■ Written exercise: Your answer should be one number: how many lines of the data include the string "JSON"?

[BEGIN Record extracts]

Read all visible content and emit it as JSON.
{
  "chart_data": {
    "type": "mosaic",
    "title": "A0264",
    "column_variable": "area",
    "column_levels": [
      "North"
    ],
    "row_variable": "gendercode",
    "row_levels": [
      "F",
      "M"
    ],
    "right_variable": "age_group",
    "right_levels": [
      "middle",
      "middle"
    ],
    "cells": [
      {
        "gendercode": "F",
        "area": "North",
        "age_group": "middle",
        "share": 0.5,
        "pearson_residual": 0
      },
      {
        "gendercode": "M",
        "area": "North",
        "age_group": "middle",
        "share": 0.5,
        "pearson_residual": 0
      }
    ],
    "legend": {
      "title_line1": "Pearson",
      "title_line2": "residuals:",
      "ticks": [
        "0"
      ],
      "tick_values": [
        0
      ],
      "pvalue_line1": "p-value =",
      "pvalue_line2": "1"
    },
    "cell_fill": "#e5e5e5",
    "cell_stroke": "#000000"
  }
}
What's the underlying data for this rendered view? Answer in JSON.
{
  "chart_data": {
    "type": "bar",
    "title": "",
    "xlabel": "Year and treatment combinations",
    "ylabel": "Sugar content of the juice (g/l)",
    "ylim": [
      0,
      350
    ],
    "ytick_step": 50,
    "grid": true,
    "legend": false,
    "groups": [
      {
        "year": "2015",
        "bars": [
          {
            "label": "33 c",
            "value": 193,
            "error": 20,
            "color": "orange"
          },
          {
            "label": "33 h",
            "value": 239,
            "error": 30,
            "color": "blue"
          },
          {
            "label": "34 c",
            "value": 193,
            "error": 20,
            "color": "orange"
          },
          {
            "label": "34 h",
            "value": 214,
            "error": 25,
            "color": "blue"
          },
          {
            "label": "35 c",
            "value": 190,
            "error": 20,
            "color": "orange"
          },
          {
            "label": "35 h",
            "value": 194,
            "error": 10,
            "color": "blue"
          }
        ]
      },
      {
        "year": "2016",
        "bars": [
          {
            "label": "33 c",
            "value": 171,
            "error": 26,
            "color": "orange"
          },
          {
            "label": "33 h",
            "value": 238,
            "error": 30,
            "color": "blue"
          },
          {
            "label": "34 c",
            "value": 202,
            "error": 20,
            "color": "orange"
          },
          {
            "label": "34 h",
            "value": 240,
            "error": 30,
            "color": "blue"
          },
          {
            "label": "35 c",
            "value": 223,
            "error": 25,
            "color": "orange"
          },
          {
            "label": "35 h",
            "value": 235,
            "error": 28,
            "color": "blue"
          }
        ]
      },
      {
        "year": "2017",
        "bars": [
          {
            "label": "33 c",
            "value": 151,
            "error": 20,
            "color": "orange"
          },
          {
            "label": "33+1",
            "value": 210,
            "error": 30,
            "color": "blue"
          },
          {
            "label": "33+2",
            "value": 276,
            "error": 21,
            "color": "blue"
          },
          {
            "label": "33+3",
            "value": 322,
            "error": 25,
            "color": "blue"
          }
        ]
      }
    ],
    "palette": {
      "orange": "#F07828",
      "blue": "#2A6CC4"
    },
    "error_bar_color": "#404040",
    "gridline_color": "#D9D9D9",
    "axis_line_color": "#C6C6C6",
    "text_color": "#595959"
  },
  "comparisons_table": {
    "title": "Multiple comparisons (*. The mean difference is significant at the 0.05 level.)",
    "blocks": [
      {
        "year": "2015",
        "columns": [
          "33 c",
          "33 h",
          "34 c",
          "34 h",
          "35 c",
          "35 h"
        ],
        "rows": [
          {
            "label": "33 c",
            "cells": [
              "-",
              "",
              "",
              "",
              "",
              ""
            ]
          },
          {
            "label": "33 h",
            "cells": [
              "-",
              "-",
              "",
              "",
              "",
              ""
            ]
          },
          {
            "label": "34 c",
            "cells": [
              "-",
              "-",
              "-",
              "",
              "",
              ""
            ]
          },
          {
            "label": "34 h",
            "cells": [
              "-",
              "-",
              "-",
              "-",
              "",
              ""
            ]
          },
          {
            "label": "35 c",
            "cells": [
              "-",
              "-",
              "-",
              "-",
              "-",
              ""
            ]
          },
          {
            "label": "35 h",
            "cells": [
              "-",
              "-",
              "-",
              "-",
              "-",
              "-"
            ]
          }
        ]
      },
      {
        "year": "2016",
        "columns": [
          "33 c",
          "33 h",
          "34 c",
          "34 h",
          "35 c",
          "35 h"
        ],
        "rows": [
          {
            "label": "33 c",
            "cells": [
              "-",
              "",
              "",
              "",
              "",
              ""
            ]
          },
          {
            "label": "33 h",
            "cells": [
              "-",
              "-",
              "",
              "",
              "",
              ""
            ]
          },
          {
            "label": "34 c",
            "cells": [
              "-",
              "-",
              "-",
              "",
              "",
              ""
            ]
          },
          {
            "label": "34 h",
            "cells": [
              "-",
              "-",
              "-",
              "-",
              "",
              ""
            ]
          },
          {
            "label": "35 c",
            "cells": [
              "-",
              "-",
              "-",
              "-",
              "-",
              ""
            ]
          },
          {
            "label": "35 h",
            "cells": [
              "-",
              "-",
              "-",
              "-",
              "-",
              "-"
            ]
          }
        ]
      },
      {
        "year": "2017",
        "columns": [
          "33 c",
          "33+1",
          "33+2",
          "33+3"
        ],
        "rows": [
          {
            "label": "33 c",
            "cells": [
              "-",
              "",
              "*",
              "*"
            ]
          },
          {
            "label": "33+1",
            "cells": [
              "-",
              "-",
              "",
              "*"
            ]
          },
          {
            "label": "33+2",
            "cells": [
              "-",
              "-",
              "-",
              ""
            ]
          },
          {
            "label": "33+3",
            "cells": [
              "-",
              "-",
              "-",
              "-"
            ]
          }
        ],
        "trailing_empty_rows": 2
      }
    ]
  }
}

[END Record extracts]

■ Task output: 2